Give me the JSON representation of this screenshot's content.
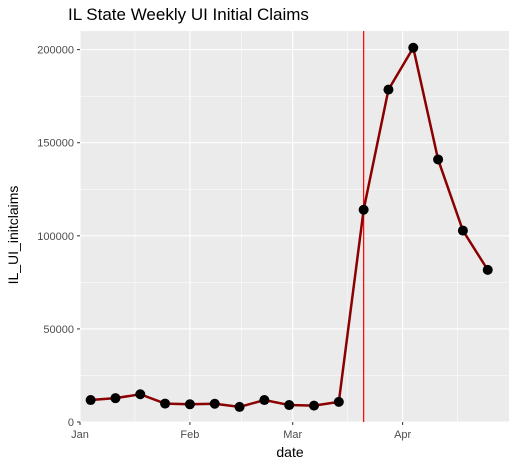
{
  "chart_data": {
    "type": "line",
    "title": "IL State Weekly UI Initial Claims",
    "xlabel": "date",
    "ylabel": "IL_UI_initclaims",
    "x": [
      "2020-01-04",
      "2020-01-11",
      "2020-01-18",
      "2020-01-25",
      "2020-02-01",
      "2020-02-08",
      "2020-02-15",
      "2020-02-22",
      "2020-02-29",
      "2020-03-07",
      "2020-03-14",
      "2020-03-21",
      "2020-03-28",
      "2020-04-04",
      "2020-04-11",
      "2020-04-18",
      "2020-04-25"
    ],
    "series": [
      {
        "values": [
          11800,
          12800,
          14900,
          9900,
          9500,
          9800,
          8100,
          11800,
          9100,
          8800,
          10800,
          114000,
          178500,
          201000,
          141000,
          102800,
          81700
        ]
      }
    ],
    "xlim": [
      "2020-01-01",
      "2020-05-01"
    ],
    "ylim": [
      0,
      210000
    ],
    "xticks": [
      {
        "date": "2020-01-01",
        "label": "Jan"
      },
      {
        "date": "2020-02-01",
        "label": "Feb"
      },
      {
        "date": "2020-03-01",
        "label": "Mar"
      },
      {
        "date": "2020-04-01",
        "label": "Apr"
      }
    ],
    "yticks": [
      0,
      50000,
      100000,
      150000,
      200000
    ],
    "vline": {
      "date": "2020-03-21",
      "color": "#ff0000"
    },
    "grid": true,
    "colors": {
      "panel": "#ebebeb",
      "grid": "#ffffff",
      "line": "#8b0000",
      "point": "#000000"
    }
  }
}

....

• What the task asks: Which lines include "date"? Copy each of them out.

• Expected output:
    "xlabel": "date",
        "date": "2020-01-01",
        "date": "2020-02-01",
        "date": "2020-03-01",
        "date": "2020-04-01",
      "date": "2020-03-21",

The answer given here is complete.